Only if you do a Fourier Series analysis.

 

[Okada]

I am having a small problem. If I use R load then firing angle is varying but if I use RL load then firing angle is not varying. Why ?

I don't know how to place current probe in simulator.

For calculation I am using

i = V ( 1 - e^(-Rt/L) ) / R

So, for R = 10R and L = 36mH and t = 5ms (because current will be max at 90 degrees, Right ?)

i = 34 ( 1 - e^(-(10 * 0.01) / (36 * 0.01) ) / 10

i = 34 ( 1 - e^(-0.2777) ) / 10

i = 34 ( 1 - 0.758 ) / 10

i = 0.8228A

i = 822.8 mA

Is the calculation correct ?

When will be the current max ?

 

[Okada]

@FvM and CataM

Please provide a quick solution for RL Load values. See attached simulation result. Only these RL values are giving the required signal but current is high. i can't use it in real hardware.

I need exact signal and low current. L and R should be standard values.

It is urgent requirement. There is no time for experimenting with different RL values in hardware.

Right now I am only testing in Proteus. After three days I will get the PCB without RL.

Edit:

I have attached two files. Both are same but one is in color and another monochrome. In monochrome version both signals are displayed in black and it might be difficult for some people to read it and so I have attached color version also.

 

[Okada]

FvM and CataM I need to get graph as in post 75.

Please solve this equation to get the value of R using math software.

When R/L = 5t the current in the RL circuit will be maximum and I need it to be 50mA. At 5t the inductor acts as a short circuit. L I assume as 36mH because it is easily available. From the graph the voltage at 2.5ms is -25V. So, with different R and L values and load current 50mA I need to get same graph. Please solve the below equation using math software and tell me the value of R.

I = 0.05A
V @ 2.5mS = -25V
t = 2.5mS
L = 36mH
R = ?

I(t) = (V/R)(1 - e^(-Rt/L))

0.05 = (-25/R)(1 - e^((-R * 0.0025) / (36 * 10^(-3)))

 

[CataM]

Please solve the below equation using math software and tell me the value of R.

Math tools can easily solve your equations... but it would be useless because are all wrong.

You are again trying to achieve the -twenty something voltage across the load. As you have seen in post #68, the value of R was calculated.
Play around with the value of R to get your desired negative voltage or play around with the following equation of the current through the RL load to get your "low current".

 

[Okada]

Ok. I will try but why my calculation is wrong ?

In RL series circuit the current will be max at 5 * tau and if I assume it to be 50mA then current at other times will be even lesser. From the graph at 2.5ms from zero cross the voltage across RL load is 25V. L I assume as 36mH then why is my calculation wrong ? I am getting 0 Ohms for R but If I use zero ohms then it will act as a short circuit.

__Your tasks__.
A. In the thread about the RL load, what inductance does Okada assume, and for what reason?
B. Repeat word for word the part of the thread starting at "When R/L = 5t" and ending at "(V/R)(1 - e^(-Rt/L))".
The lines after this point have no connection to the thread.

__Data lines__.

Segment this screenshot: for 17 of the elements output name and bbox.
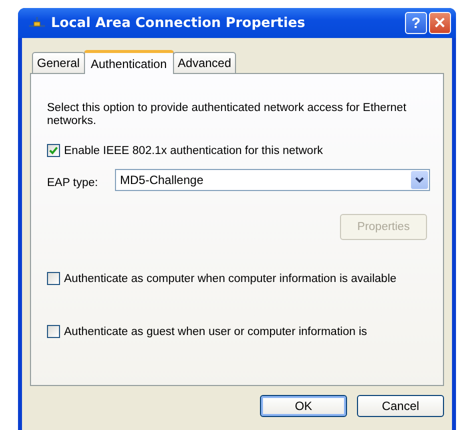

__Solutions for each task__.
A. Okada assumes 36mH because it is easily available.

B.
When R/L = 5t the current in the RL circuit will be maximum and I need it to be 50mA. At 5t the inductor acts as a short circuit. L I assume as 36mH because it is easily available. From the graph the voltage at 2.5ms is -25V. So, with different R and L values and load current 50mA I need to get same graph. Please solve the below equation using math software and tell me the value of R.

I = 0.05A
V @ 2.5mS = -25V
t = 2.5mS
L = 36mH
R = ?

I(t) = (V/R)(1 - e^(-Rt/L))